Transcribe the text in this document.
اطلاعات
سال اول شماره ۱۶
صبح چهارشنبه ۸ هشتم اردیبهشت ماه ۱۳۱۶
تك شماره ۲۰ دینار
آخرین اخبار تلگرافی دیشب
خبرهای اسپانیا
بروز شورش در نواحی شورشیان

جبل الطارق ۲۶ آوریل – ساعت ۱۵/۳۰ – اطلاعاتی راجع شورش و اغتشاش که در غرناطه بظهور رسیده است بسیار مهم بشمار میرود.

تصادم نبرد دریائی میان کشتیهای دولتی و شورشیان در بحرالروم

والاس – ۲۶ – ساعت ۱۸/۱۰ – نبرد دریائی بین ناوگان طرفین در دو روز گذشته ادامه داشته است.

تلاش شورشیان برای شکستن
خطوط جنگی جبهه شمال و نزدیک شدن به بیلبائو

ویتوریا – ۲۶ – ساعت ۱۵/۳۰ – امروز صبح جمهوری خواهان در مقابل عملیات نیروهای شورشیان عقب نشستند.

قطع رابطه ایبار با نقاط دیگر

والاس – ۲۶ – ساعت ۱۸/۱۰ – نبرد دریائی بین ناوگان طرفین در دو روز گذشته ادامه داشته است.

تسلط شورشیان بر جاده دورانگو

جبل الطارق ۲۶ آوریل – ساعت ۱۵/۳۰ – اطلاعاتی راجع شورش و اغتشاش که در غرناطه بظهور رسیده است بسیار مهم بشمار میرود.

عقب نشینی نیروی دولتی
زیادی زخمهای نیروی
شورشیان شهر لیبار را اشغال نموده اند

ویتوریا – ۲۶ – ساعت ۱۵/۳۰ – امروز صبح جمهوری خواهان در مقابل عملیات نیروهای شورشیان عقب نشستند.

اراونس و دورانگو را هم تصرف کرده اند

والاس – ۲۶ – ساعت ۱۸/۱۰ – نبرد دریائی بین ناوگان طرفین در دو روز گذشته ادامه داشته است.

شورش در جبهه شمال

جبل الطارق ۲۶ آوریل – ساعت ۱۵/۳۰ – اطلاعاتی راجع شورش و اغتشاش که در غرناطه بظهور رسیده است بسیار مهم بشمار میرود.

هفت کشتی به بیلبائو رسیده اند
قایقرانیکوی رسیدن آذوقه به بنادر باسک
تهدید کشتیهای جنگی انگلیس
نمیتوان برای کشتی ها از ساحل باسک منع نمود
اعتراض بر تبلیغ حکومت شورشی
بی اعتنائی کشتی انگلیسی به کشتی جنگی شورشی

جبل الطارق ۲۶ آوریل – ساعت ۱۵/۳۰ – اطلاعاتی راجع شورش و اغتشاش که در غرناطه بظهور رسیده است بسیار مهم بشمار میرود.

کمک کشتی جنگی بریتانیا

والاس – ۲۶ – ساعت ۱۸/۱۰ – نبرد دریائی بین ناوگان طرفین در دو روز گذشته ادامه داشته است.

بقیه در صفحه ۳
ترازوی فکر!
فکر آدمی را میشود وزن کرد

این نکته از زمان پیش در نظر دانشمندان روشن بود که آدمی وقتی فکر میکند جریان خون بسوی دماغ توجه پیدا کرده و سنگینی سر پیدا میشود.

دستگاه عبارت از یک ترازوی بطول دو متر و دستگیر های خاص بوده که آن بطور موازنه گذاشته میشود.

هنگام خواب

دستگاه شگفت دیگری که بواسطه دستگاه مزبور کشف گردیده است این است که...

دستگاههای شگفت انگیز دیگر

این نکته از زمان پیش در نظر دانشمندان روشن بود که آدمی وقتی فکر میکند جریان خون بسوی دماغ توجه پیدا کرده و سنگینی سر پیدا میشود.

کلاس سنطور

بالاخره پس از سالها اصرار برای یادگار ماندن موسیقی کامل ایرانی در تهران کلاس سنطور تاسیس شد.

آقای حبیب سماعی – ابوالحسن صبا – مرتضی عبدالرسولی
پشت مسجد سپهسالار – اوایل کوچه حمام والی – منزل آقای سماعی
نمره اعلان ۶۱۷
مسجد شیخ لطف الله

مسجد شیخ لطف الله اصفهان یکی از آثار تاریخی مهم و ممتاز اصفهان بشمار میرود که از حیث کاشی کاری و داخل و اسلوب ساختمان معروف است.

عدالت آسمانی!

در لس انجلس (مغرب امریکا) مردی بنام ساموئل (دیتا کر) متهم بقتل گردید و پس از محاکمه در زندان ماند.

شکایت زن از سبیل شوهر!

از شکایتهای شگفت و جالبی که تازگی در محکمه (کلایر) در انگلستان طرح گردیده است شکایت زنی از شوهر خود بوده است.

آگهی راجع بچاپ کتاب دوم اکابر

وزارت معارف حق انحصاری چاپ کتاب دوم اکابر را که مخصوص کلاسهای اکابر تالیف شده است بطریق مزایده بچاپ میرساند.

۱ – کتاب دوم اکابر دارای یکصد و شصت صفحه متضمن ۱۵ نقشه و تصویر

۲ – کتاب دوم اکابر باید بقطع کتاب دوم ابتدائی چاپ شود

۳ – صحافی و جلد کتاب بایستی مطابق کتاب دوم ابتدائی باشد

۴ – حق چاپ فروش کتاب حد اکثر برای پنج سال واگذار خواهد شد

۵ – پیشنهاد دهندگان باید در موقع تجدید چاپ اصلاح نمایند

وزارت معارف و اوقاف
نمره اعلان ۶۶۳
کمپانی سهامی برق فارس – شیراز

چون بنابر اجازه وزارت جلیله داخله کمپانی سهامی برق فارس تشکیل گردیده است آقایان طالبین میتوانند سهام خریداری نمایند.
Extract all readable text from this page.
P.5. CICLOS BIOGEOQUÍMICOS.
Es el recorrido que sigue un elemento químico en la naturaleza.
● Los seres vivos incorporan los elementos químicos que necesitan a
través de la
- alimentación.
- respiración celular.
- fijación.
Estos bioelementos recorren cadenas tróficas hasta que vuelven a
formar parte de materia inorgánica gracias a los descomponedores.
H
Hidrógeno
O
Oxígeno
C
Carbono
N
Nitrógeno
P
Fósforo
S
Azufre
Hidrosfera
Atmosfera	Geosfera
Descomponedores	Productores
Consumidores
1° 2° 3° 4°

# WHAT TO DO:
All of the data above should be transcribed exactly.

# SOLUTION FOR THIS PROBLEM:
Transcribe the text in this document.
اطلاعات
سال اول شماره ۱۶
صبح چهارشنبه ۸ هشتم اردیبهشت ماه ۱۳۱۶
تك شماره ۲۰ دینار
آخرین اخبار تلگرافی دیشب
خبرهای اسپانیا
بروز شورش در نواحی شورشیان

جبل الطارق ۲۶ آوریل – ساعت ۱۵/۳۰ – اطلاعاتی راجع شورش و اغتشاش که در غرناطه بظهور رسیده است بسیار مهم بشمار میرود.

تصادم نبرد دریائی میان کشتیهای دولتی و شورشیان در بحرالروم

والاس – ۲۶ – ساعت ۱۸/۱۰ – نبرد دریائی بین ناوگان طرفین در دو روز گذشته ادامه داشته است.

تلاش شورشیان برای شکستن
خطوط جنگی جبهه شمال و نزدیک شدن به بیلبائو

ویتوریا – ۲۶ – ساعت ۱۵/۳۰ – امروز صبح جمهوری خواهان در مقابل عملیات نیروهای شورشیان عقب نشستند.

قطع رابطه ایبار با نقاط دیگر

والاس – ۲۶ – ساعت ۱۸/۱۰ – نبرد دریائی بین ناوگان طرفین در دو روز گذشته ادامه داشته است.

تسلط شورشیان بر جاده دورانگو

جبل الطارق ۲۶ آوریل – ساعت ۱۵/۳۰ – اطلاعاتی راجع شورش و اغتشاش که در غرناطه بظهور رسیده است بسیار مهم بشمار میرود.

عقب نشینی نیروی دولتی
زیادی زخمهای نیروی
شورشیان شهر لیبار را اشغال نموده اند

ویتوریا – ۲۶ – ساعت ۱۵/۳۰ – امروز صبح جمهوری خواهان در مقابل عملیات نیروهای شورشیان عقب نشستند.

اراونس و دورانگو را هم تصرف کرده اند

والاس – ۲۶ – ساعت ۱۸/۱۰ – نبرد دریائی بین ناوگان طرفین در دو روز گذشته ادامه داشته است.

شورش در جبهه شمال

جبل الطارق ۲۶ آوریل – ساعت ۱۵/۳۰ – اطلاعاتی راجع شورش و اغتشاش که در غرناطه بظهور رسیده است بسیار مهم بشمار میرود.

هفت کشتی به بیلبائو رسیده اند
قایقرانیکوی رسیدن آذوقه به بنادر باسک
تهدید کشتیهای جنگی انگلیس
نمیتوان برای کشتی ها از ساحل باسک منع نمود
اعتراض بر تبلیغ حکومت شورشی
بی اعتنائی کشتی انگلیسی به کشتی جنگی شورشی

جبل الطارق ۲۶ آوریل – ساعت ۱۵/۳۰ – اطلاعاتی راجع شورش و اغتشاش که در غرناطه بظهور رسیده است بسیار مهم بشمار میرود.

کمک کشتی جنگی بریتانیا

والاس – ۲۶ – ساعت ۱۸/۱۰ – نبرد دریائی بین ناوگان طرفین در دو روز گذشته ادامه داشته است.

بقیه در صفحه ۳
ترازوی فکر!
فکر آدمی را میشود وزن کرد

این نکته از زمان پیش در نظر دانشمندان روشن بود که آدمی وقتی فکر میکند جریان خون بسوی دماغ توجه پیدا کرده و سنگینی سر پیدا میشود.

دستگاه عبارت از یک ترازوی بطول دو متر و دستگیر های خاص بوده که آن بطور موازنه گذاشته میشود.

هنگام خواب

دستگاه شگفت دیگری که بواسطه دستگاه مزبور کشف گردیده است این است که...

دستگاههای شگفت انگیز دیگر

این نکته از زمان پیش در نظر دانشمندان روشن بود که آدمی وقتی فکر میکند جریان خون بسوی دماغ توجه پیدا کرده و سنگینی سر پیدا میشود.

کلاس سنطور

بالاخره پس از سالها اصرار برای یادگار ماندن موسیقی کامل ایرانی در تهران کلاس سنطور تاسیس شد.

آقای حبیب سماعی – ابوالحسن صبا – مرتضی عبدالرسولی
پشت مسجد سپهسالار – اوایل کوچه حمام والی – منزل آقای سماعی
نمره اعلان ۶۱۷
مسجد شیخ لطف الله

مسجد شیخ لطف الله اصفهان یکی از آثار تاریخی مهم و ممتاز اصفهان بشمار میرود که از حیث کاشی کاری و داخل و اسلوب ساختمان معروف است.

عدالت آسمانی!

در لس انجلس (مغرب امریکا) مردی بنام ساموئل (دیتا کر) متهم بقتل گردید و پس از محاکمه در زندان ماند.

شکایت زن از سبیل شوهر!

از شکایتهای شگفت و جالبی که تازگی در محکمه (کلایر) در انگلستان طرح گردیده است شکایت زنی از شوهر خود بوده است.

آگهی راجع بچاپ کتاب دوم اکابر

وزارت معارف حق انحصاری چاپ کتاب دوم اکابر را که مخصوص کلاسهای اکابر تالیف شده است بطریق مزایده بچاپ میرساند.

۱ – کتاب دوم اکابر دارای یکصد و شصت صفحه متضمن ۱۵ نقشه و تصویر

۲ – کتاب دوم اکابر باید بقطع کتاب دوم ابتدائی چاپ شود

۳ – صحافی و جلد کتاب بایستی مطابق کتاب دوم ابتدائی باشد

۴ – حق چاپ فروش کتاب حد اکثر برای پنج سال واگذار خواهد شد

۵ – پیشنهاد دهندگان باید در موقع تجدید چاپ اصلاح نمایند

وزارت معارف و اوقاف
نمره اعلان ۶۶۳
کمپانی سهامی برق فارس – شیراز

چون بنابر اجازه وزارت جلیله داخله کمپانی سهامی برق فارس تشکیل گردیده است آقایان طالبین میتوانند سهام خریداری نمایند.
Extract all readable text from this page.
P.5. CICLOS BIOGEOQUÍMICOS.
Es el recorrido que sigue un elemento químico en la naturaleza.
● Los seres vivos incorporan los elementos químicos que necesitan a
través de la
- alimentación.
- respiración celular.
- fijación.
Estos bioelementos recorren cadenas tróficas hasta que vuelven a
formar parte de materia inorgánica gracias a los descomponedores.
H
Hidrógeno
O
Oxígeno
C
Carbono
N
Nitrógeno
P
Fósforo
S
Azufre
Hidrosfera
Atmosfera	Geosfera
Descomponedores	Productores
Consumidores
1° 2° 3° 4°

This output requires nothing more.